## WORK INSTRUCTIONS
Report every line below that holds the word "subtitle".

────

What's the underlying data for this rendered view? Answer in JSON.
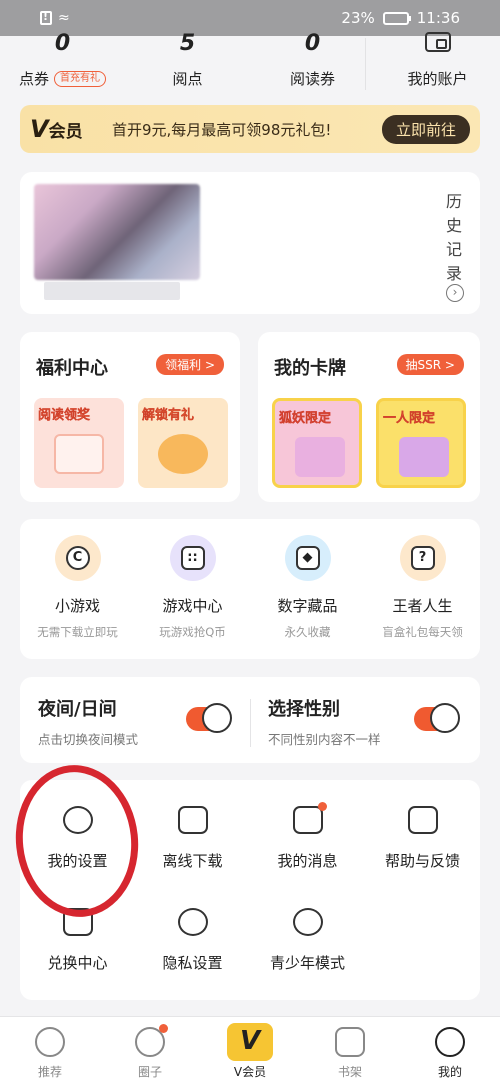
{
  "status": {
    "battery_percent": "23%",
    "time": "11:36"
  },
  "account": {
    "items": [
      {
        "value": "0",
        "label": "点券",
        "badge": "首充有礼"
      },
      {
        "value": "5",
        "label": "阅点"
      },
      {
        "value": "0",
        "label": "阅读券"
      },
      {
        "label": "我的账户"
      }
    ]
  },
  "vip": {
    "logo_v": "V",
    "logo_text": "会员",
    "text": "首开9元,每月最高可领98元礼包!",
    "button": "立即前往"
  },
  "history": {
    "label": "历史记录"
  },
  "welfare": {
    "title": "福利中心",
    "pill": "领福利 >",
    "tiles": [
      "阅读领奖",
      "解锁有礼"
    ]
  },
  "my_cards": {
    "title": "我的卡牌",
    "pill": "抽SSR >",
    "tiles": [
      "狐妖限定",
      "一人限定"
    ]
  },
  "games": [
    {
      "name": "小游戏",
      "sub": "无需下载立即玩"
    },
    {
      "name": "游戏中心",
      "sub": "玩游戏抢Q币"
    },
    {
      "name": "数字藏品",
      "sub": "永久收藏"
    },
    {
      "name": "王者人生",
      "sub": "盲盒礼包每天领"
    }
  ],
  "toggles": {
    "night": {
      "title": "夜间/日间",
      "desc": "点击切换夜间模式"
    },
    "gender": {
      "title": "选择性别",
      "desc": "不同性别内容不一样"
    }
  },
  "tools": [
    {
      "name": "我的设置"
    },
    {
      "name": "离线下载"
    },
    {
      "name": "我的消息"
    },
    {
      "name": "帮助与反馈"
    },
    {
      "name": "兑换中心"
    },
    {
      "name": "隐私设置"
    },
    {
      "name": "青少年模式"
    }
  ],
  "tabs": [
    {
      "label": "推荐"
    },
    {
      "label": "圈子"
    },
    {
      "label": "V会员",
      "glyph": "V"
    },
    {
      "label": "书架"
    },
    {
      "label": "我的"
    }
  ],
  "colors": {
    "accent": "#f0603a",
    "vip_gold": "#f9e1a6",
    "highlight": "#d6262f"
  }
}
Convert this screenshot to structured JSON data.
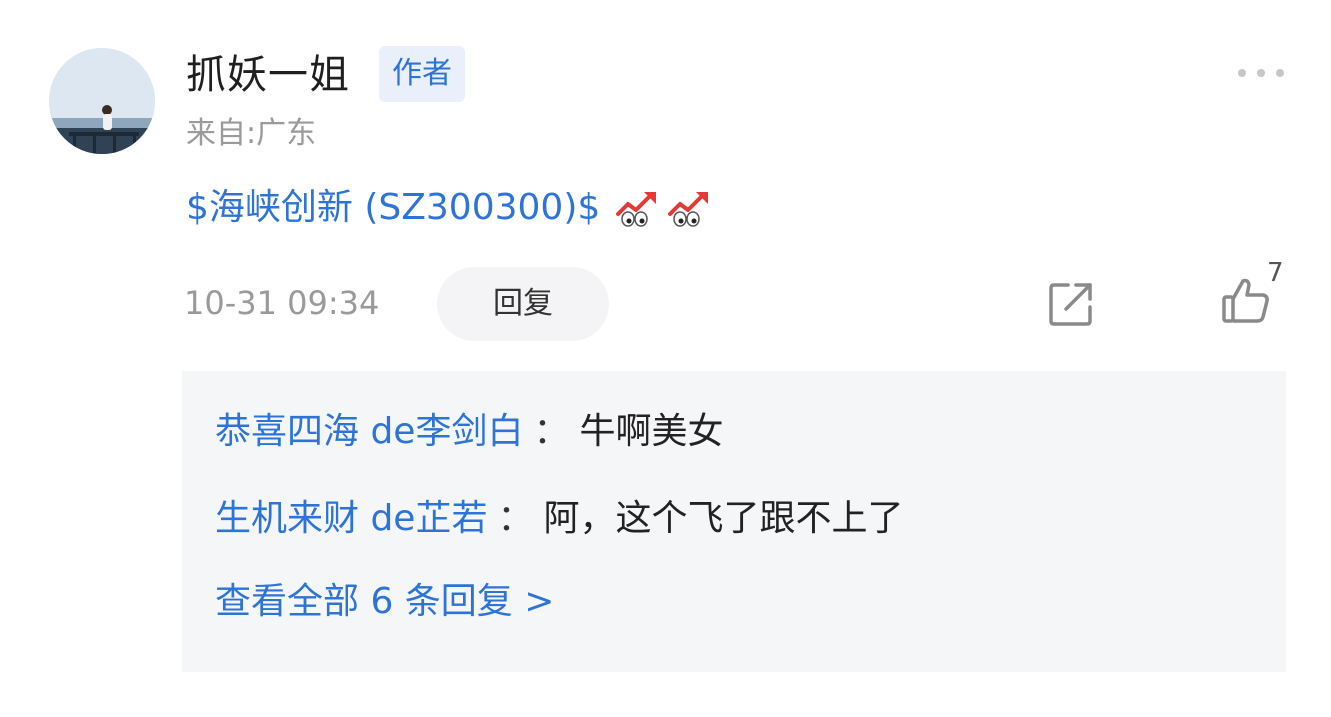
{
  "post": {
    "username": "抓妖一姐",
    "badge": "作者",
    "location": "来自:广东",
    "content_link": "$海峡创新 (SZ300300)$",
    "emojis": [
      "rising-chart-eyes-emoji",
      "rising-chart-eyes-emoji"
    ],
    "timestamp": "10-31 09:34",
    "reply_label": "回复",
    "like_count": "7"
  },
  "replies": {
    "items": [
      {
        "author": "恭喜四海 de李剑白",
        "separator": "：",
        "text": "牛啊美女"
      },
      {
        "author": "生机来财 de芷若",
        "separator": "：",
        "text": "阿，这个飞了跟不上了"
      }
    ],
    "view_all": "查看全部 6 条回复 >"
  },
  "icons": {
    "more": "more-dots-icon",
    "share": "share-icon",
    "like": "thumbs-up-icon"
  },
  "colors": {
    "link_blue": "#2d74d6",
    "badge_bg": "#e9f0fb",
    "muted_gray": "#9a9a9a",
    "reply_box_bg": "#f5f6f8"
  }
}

────

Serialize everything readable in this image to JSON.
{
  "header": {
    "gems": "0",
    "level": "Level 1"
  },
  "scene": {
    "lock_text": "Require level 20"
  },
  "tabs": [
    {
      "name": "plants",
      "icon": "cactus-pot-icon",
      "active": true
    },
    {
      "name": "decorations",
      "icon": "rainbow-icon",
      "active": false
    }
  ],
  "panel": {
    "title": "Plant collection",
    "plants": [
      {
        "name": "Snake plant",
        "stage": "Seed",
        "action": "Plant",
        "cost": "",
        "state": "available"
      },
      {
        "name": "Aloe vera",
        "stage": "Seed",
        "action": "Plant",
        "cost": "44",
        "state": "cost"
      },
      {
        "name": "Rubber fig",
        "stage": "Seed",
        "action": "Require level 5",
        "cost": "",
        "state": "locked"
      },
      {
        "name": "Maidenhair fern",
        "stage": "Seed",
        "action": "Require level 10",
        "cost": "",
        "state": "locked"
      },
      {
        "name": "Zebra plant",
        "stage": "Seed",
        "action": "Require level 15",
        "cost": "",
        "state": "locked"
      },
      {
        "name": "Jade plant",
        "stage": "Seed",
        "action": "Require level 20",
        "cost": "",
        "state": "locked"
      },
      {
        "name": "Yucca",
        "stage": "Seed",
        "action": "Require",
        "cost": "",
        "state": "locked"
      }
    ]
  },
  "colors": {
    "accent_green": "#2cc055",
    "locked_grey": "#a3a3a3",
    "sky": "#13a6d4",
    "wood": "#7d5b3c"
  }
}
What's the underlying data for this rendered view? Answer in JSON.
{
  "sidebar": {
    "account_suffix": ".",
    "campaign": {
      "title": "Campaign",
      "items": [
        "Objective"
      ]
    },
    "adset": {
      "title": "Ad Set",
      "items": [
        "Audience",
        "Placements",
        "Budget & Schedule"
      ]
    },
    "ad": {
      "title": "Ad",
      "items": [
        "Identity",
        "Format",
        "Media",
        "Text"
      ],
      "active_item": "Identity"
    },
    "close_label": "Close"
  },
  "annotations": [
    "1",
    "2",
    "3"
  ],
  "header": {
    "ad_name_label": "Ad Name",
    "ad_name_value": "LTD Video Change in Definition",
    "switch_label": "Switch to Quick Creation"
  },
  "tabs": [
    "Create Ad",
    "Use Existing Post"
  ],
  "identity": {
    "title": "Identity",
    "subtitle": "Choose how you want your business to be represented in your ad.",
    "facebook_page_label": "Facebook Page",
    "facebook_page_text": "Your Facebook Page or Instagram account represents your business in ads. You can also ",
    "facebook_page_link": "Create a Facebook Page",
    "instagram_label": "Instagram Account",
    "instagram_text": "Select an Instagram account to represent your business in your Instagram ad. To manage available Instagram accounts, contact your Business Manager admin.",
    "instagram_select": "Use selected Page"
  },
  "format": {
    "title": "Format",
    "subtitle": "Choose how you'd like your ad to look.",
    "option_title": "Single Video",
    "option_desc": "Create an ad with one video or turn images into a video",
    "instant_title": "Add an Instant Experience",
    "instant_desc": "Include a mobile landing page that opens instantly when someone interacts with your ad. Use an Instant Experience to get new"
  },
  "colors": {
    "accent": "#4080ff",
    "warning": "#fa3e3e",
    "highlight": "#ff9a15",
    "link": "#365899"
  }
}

────

## SOLUTION
    "subtitle": "Choose how you want your business to be represented in your ad.",
    "subtitle": "Choose how you'd like your ad to look.",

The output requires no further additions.